• **Task goal**
Write out the full listing again, exactly as it stands.

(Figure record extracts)
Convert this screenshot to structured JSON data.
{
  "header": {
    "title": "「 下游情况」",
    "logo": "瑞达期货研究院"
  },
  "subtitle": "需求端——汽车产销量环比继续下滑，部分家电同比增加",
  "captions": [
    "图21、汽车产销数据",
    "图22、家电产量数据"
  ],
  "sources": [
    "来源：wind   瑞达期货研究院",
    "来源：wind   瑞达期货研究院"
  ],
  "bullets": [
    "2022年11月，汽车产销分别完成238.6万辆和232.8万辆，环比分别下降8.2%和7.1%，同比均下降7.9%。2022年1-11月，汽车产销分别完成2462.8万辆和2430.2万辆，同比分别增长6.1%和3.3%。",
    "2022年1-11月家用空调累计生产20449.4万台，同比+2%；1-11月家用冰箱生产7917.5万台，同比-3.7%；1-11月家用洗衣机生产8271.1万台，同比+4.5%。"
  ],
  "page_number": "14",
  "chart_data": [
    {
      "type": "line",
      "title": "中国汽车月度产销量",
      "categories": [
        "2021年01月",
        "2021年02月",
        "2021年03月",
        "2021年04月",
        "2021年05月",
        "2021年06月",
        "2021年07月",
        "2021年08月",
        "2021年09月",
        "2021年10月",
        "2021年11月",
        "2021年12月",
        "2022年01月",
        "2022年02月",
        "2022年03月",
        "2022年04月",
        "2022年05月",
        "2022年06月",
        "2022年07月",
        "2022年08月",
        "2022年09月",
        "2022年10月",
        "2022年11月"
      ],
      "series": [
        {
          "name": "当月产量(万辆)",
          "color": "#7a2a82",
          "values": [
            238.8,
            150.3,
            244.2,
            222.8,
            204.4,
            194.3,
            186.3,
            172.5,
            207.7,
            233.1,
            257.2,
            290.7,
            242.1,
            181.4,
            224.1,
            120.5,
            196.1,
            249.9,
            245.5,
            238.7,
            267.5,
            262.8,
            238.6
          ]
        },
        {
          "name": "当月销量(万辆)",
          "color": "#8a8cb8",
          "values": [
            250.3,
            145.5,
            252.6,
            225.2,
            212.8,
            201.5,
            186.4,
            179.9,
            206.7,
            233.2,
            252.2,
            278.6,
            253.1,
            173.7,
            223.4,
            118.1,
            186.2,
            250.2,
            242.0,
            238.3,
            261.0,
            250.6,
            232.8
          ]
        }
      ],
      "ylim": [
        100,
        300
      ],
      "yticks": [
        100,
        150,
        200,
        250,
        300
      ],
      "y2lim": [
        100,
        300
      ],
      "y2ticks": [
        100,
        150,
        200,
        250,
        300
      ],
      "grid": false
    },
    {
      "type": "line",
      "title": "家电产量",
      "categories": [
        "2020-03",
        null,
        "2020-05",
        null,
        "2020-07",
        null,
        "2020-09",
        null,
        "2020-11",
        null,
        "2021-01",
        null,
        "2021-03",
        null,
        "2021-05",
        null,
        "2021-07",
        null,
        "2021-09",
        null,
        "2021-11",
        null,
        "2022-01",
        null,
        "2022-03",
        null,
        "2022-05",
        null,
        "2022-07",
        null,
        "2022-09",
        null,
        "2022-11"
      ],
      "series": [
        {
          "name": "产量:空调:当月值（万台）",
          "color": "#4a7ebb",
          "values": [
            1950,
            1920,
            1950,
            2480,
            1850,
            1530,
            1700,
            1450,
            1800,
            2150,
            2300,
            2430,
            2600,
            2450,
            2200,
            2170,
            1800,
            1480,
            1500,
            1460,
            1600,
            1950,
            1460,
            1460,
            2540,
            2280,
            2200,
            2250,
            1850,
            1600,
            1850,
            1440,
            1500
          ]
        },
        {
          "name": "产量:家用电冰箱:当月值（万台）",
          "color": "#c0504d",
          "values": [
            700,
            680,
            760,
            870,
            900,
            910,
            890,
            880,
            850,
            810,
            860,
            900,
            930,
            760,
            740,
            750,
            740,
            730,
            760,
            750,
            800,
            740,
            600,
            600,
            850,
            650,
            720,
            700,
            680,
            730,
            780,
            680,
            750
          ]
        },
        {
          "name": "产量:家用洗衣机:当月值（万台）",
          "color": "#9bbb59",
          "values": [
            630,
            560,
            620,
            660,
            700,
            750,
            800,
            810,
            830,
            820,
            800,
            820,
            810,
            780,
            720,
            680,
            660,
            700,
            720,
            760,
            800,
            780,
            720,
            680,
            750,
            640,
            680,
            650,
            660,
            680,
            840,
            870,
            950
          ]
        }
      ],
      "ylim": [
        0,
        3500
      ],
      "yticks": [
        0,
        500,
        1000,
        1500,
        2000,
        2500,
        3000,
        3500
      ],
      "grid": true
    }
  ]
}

• **Answer to this exercise**
Convert this screenshot to structured JSON data.
{
  "header": {
    "title": "「 下游情况」",
    "logo": "瑞达期货研究院"
  },
  "subtitle": "需求端——汽车产销量环比继续下滑，部分家电同比增加",
  "captions": [
    "图21、汽车产销数据",
    "图22、家电产量数据"
  ],
  "sources": [
    "来源：wind   瑞达期货研究院",
    "来源：wind   瑞达期货研究院"
  ],
  "bullets": [
    "2022年11月，汽车产销分别完成238.6万辆和232.8万辆，环比分别下降8.2%和7.1%，同比均下降7.9%。2022年1-11月，汽车产销分别完成2462.8万辆和2430.2万辆，同比分别增长6.1%和3.3%。",
    "2022年1-11月家用空调累计生产20449.4万台，同比+2%；1-11月家用冰箱生产7917.5万台，同比-3.7%；1-11月家用洗衣机生产8271.1万台，同比+4.5%。"
  ],
  "page_number": "14",
  "chart_data": [
    {
      "type": "line",
      "title": "中国汽车月度产销量",
      "categories": [
        "2021年01月",
        "2021年02月",
        "2021年03月",
        "2021年04月",
        "2021年05月",
        "2021年06月",
        "2021年07月",
        "2021年08月",
        "2021年09月",
        "2021年10月",
        "2021年11月",
        "2021年12月",
        "2022年01月",
        "2022年02月",
        "2022年03月",
        "2022年04月",
        "2022年05月",
        "2022年06月",
        "2022年07月",
        "2022年08月",
        "2022年09月",
        "2022年10月",
        "2022年11月"
      ],
      "series": [
        {
          "name": "当月产量(万辆)",
          "color": "#7a2a82",
          "values": [
            238.8,
            150.3,
            244.2,
            222.8,
            204.4,
            194.3,
            186.3,
            172.5,
            207.7,
            233.1,
            257.2,
            290.7,
            242.1,
            181.4,
            224.1,
            120.5,
            196.1,
            249.9,
            245.5,
            238.7,
            267.5,
            262.8,
            238.6
          ]
        },
        {
          "name": "当月销量(万辆)",
          "color": "#8a8cb8",
          "values": [
            250.3,
            145.5,
            252.6,
            225.2,
            212.8,
            201.5,
            186.4,
            179.9,
            206.7,
            233.2,
            252.2,
            278.6,
            253.1,
            173.7,
            223.4,
            118.1,
            186.2,
            250.2,
            242.0,
            238.3,
            261.0,
            250.6,
            232.8
          ]
        }
      ],
      "ylim": [
        100,
        300
      ],
      "yticks": [
        100,
        150,
        200,
        250,
        300
      ],
      "y2lim": [
        100,
        300
      ],
      "y2ticks": [
        100,
        150,
        200,
        250,
        300
      ],
      "grid": false
    },
    {
      "type": "line",
      "title": "家电产量",
      "categories": [
        "2020-03",
        null,
        "2020-05",
        null,
        "2020-07",
        null,
        "2020-09",
        null,
        "2020-11",
        null,
        "2021-01",
        null,
        "2021-03",
        null,
        "2021-05",
        null,
        "2021-07",
        null,
        "2021-09",
        null,
        "2021-11",
        null,
        "2022-01",
        null,
        "2022-03",
        null,
        "2022-05",
        null,
        "2022-07",
        null,
        "2022-09",
        null,
        "2022-11"
      ],
      "series": [
        {
          "name": "产量:空调:当月值（万台）",
          "color": "#4a7ebb",
          "values": [
            1950,
            1920,
            1950,
            2480,
            1850,
            1530,
            1700,
            1450,
            1800,
            2150,
            2300,
            2430,
            2600,
            2450,
            2200,
            2170,
            1800,
            1480,
            1500,
            1460,
            1600,
            1950,
            1460,
            1460,
            2540,
            2280,
            2200,
            2250,
            1850,
            1600,
            1850,
            1440,
            1500
          ]
        },
        {
          "name": "产量:家用电冰箱:当月值（万台）",
          "color": "#c0504d",
          "values": [
            700,
            680,
            760,
            870,
            900,
            910,
            890,
            880,
            850,
            810,
            860,
            900,
            930,
            760,
            740,
            750,
            740,
            730,
            760,
            750,
            800,
            740,
            600,
            600,
            850,
            650,
            720,
            700,
            680,
            730,
            780,
            680,
            750
          ]
        },
        {
          "name": "产量:家用洗衣机:当月值（万台）",
          "color": "#9bbb59",
          "values": [
            630,
            560,
            620,
            660,
            700,
            750,
            800,
            810,
            830,
            820,
            800,
            820,
            810,
            780,
            720,
            680,
            660,
            700,
            720,
            760,
            800,
            780,
            720,
            680,
            750,
            640,
            680,
            650,
            660,
            680,
            840,
            870,
            950
          ]
        }
      ],
      "ylim": [
        0,
        3500
      ],
      "yticks": [
        0,
        500,
        1000,
        1500,
        2000,
        2500,
        3000,
        3500
      ],
      "grid": true
    }
  ]
}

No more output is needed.